[Figure data in JSON]
:::

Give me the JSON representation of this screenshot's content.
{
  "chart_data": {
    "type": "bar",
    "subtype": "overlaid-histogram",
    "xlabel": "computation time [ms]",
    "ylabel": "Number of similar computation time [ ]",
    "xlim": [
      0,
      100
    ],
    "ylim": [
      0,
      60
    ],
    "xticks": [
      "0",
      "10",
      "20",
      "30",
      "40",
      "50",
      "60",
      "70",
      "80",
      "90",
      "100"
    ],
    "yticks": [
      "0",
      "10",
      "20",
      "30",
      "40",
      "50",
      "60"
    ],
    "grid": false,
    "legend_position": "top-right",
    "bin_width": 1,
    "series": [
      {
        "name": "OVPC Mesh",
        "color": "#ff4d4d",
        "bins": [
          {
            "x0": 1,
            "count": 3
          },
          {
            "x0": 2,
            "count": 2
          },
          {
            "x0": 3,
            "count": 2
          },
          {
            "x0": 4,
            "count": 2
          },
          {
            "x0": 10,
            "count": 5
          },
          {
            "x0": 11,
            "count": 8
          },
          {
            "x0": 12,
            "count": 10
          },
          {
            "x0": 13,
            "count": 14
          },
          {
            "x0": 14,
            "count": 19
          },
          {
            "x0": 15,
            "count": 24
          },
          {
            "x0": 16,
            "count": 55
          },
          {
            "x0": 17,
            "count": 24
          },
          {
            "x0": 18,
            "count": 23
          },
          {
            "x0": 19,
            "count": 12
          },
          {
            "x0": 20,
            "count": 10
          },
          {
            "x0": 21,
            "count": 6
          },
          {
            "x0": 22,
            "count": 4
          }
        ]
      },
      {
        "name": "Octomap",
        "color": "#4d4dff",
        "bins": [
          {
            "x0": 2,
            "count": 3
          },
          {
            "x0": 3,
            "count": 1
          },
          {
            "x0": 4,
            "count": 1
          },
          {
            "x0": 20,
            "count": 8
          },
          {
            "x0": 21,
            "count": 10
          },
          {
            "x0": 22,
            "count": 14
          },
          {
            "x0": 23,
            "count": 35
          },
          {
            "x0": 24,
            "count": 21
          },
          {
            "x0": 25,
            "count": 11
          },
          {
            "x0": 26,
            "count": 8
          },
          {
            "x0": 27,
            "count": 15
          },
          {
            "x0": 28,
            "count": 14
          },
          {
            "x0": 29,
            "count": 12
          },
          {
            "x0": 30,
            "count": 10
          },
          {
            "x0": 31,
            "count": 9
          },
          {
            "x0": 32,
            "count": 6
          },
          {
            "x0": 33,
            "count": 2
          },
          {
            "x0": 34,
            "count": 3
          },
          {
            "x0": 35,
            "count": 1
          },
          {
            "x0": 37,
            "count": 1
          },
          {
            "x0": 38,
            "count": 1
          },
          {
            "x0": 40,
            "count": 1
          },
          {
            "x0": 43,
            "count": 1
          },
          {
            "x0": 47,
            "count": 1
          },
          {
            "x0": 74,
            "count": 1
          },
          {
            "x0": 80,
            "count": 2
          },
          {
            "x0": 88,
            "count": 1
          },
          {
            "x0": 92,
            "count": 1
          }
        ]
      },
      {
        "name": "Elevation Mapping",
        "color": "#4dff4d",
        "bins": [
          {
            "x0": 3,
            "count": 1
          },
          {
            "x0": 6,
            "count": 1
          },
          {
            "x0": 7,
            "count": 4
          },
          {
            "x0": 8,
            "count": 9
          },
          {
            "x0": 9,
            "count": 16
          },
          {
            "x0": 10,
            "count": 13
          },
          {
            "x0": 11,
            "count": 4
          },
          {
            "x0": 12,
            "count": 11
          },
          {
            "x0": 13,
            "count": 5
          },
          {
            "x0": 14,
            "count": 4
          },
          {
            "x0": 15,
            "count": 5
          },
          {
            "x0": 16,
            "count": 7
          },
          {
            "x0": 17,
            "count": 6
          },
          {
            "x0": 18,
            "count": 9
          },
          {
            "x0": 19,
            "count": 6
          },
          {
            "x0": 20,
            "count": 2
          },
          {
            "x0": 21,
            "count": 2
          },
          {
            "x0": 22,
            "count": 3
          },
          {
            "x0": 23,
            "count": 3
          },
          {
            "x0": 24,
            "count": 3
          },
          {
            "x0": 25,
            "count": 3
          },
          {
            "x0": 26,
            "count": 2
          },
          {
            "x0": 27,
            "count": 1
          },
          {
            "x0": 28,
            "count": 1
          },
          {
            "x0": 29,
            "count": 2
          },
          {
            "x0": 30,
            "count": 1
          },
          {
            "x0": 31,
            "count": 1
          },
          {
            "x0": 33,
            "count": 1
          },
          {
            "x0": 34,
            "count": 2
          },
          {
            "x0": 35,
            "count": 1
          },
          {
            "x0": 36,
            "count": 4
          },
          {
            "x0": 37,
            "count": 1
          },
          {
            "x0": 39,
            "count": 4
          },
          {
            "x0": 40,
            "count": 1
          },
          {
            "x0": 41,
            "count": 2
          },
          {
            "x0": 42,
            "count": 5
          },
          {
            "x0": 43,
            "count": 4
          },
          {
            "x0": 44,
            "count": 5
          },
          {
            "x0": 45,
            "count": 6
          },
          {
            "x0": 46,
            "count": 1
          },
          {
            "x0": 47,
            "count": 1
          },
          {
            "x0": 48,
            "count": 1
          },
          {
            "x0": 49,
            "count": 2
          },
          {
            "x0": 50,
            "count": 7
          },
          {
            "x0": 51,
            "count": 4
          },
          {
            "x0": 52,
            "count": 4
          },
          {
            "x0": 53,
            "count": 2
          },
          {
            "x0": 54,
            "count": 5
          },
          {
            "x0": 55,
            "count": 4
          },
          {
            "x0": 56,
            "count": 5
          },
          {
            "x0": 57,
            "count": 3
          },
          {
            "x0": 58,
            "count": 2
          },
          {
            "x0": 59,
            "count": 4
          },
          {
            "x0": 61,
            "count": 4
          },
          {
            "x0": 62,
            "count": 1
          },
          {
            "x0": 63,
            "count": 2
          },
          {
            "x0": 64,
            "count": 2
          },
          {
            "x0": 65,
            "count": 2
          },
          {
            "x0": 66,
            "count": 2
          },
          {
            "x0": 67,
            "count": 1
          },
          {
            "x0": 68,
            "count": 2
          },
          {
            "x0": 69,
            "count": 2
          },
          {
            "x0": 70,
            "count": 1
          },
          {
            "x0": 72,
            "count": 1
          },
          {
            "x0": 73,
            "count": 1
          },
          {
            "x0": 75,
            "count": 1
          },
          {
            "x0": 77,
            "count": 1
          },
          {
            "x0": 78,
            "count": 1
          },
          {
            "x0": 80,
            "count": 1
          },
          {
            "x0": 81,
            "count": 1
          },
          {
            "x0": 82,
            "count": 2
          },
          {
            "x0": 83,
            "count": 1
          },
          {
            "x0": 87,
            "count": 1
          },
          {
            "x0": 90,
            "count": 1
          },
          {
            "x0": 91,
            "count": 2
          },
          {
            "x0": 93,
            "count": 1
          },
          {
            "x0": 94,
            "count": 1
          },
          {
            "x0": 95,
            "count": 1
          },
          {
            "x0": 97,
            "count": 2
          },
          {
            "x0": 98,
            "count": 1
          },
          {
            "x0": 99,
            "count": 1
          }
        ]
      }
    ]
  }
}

:::

#### [Your instructions]
Repeat each entry word for word.

#### [Solution]
Give me the JSON representation of this screenshot's content.
{
  "chart_data": {
    "type": "bar",
    "subtype": "overlaid-histogram",
    "xlabel": "computation time [ms]",
    "ylabel": "Number of similar computation time [ ]",
    "xlim": [
      0,
      100
    ],
    "ylim": [
      0,
      60
    ],
    "xticks": [
      "0",
      "10",
      "20",
      "30",
      "40",
      "50",
      "60",
      "70",
      "80",
      "90",
      "100"
    ],
    "yticks": [
      "0",
      "10",
      "20",
      "30",
      "40",
      "50",
      "60"
    ],
    "grid": false,
    "legend_position": "top-right",
    "bin_width": 1,
    "series": [
      {
        "name": "OVPC Mesh",
        "color": "#ff4d4d",
        "bins": [
          {
            "x0": 1,
            "count": 3
          },
          {
            "x0": 2,
            "count": 2
          },
          {
            "x0": 3,
            "count": 2
          },
          {
            "x0": 4,
            "count": 2
          },
          {
            "x0": 10,
            "count": 5
          },
          {
            "x0": 11,
            "count": 8
          },
          {
            "x0": 12,
            "count": 10
          },
          {
            "x0": 13,
            "count": 14
          },
          {
            "x0": 14,
            "count": 19
          },
          {
            "x0": 15,
            "count": 24
          },
          {
            "x0": 16,
            "count": 55
          },
          {
            "x0": 17,
            "count": 24
          },
          {
            "x0": 18,
            "count": 23
          },
          {
            "x0": 19,
            "count": 12
          },
          {
            "x0": 20,
            "count": 10
          },
          {
            "x0": 21,
            "count": 6
          },
          {
            "x0": 22,
            "count": 4
          }
        ]
      },
      {
        "name": "Octomap",
        "color": "#4d4dff",
        "bins": [
          {
            "x0": 2,
            "count": 3
          },
          {
            "x0": 3,
            "count": 1
          },
          {
            "x0": 4,
            "count": 1
          },
          {
            "x0": 20,
            "count": 8
          },
          {
            "x0": 21,
            "count": 10
          },
          {
            "x0": 22,
            "count": 14
          },
          {
            "x0": 23,
            "count": 35
          },
          {
            "x0": 24,
            "count": 21
          },
          {
            "x0": 25,
            "count": 11
          },
          {
            "x0": 26,
            "count": 8
          },
          {
            "x0": 27,
            "count": 15
          },
          {
            "x0": 28,
            "count": 14
          },
          {
            "x0": 29,
            "count": 12
          },
          {
            "x0": 30,
            "count": 10
          },
          {
            "x0": 31,
            "count": 9
          },
          {
            "x0": 32,
            "count": 6
          },
          {
            "x0": 33,
            "count": 2
          },
          {
            "x0": 34,
            "count": 3
          },
          {
            "x0": 35,
            "count": 1
          },
          {
            "x0": 37,
            "count": 1
          },
          {
            "x0": 38,
            "count": 1
          },
          {
            "x0": 40,
            "count": 1
          },
          {
            "x0": 43,
            "count": 1
          },
          {
            "x0": 47,
            "count": 1
          },
          {
            "x0": 74,
            "count": 1
          },
          {
            "x0": 80,
            "count": 2
          },
          {
            "x0": 88,
            "count": 1
          },
          {
            "x0": 92,
            "count": 1
          }
        ]
      },
      {
        "name": "Elevation Mapping",
        "color": "#4dff4d",
        "bins": [
          {
            "x0": 3,
            "count": 1
          },
          {
            "x0": 6,
            "count": 1
          },
          {
            "x0": 7,
            "count": 4
          },
          {
            "x0": 8,
            "count": 9
          },
          {
            "x0": 9,
            "count": 16
          },
          {
            "x0": 10,
            "count": 13
          },
          {
            "x0": 11,
            "count": 4
          },
          {
            "x0": 12,
            "count": 11
          },
          {
            "x0": 13,
            "count": 5
          },
          {
            "x0": 14,
            "count": 4
          },
          {
            "x0": 15,
            "count": 5
          },
          {
            "x0": 16,
            "count": 7
          },
          {
            "x0": 17,
            "count": 6
          },
          {
            "x0": 18,
            "count": 9
          },
          {
            "x0": 19,
            "count": 6
          },
          {
            "x0": 20,
            "count": 2
          },
          {
            "x0": 21,
            "count": 2
          },
          {
            "x0": 22,
            "count": 3
          },
          {
            "x0": 23,
            "count": 3
          },
          {
            "x0": 24,
            "count": 3
          },
          {
            "x0": 25,
            "count": 3
          },
          {
            "x0": 26,
            "count": 2
          },
          {
            "x0": 27,
            "count": 1
          },
          {
            "x0": 28,
            "count": 1
          },
          {
            "x0": 29,
            "count": 2
          },
          {
            "x0": 30,
            "count": 1
          },
          {
            "x0": 31,
            "count": 1
          },
          {
            "x0": 33,
            "count": 1
          },
          {
            "x0": 34,
            "count": 2
          },
          {
            "x0": 35,
            "count": 1
          },
          {
            "x0": 36,
            "count": 4
          },
          {
            "x0": 37,
            "count": 1
          },
          {
            "x0": 39,
            "count": 4
          },
          {
            "x0": 40,
            "count": 1
          },
          {
            "x0": 41,
            "count": 2
          },
          {
            "x0": 42,
            "count": 5
          },
          {
            "x0": 43,
            "count": 4
          },
          {
            "x0": 44,
            "count": 5
          },
          {
            "x0": 45,
            "count": 6
          },
          {
            "x0": 46,
            "count": 1
          },
          {
            "x0": 47,
            "count": 1
          },
          {
            "x0": 48,
            "count": 1
          },
          {
            "x0": 49,
            "count": 2
          },
          {
            "x0": 50,
            "count": 7
          },
          {
            "x0": 51,
            "count": 4
          },
          {
            "x0": 52,
            "count": 4
          },
          {
            "x0": 53,
            "count": 2
          },
          {
            "x0": 54,
            "count": 5
          },
          {
            "x0": 55,
            "count": 4
          },
          {
            "x0": 56,
            "count": 5
          },
          {
            "x0": 57,
            "count": 3
          },
          {
            "x0": 58,
            "count": 2
          },
          {
            "x0": 59,
            "count": 4
          },
          {
            "x0": 61,
            "count": 4
          },
          {
            "x0": 62,
            "count": 1
          },
          {
            "x0": 63,
            "count": 2
          },
          {
            "x0": 64,
            "count": 2
          },
          {
            "x0": 65,
            "count": 2
          },
          {
            "x0": 66,
            "count": 2
          },
          {
            "x0": 67,
            "count": 1
          },
          {
            "x0": 68,
            "count": 2
          },
          {
            "x0": 69,
            "count": 2
          },
          {
            "x0": 70,
            "count": 1
          },
          {
            "x0": 72,
            "count": 1
          },
          {
            "x0": 73,
            "count": 1
          },
          {
            "x0": 75,
            "count": 1
          },
          {
            "x0": 77,
            "count": 1
          },
          {
            "x0": 78,
            "count": 1
          },
          {
            "x0": 80,
            "count": 1
          },
          {
            "x0": 81,
            "count": 1
          },
          {
            "x0": 82,
            "count": 2
          },
          {
            "x0": 83,
            "count": 1
          },
          {
            "x0": 87,
            "count": 1
          },
          {
            "x0": 90,
            "count": 1
          },
          {
            "x0": 91,
            "count": 2
          },
          {
            "x0": 93,
            "count": 1
          },
          {
            "x0": 94,
            "count": 1
          },
          {
            "x0": 95,
            "count": 1
          },
          {
            "x0": 97,
            "count": 2
          },
          {
            "x0": 98,
            "count": 1
          },
          {
            "x0": 99,
            "count": 1
          }
        ]
      }
    ]
  }
}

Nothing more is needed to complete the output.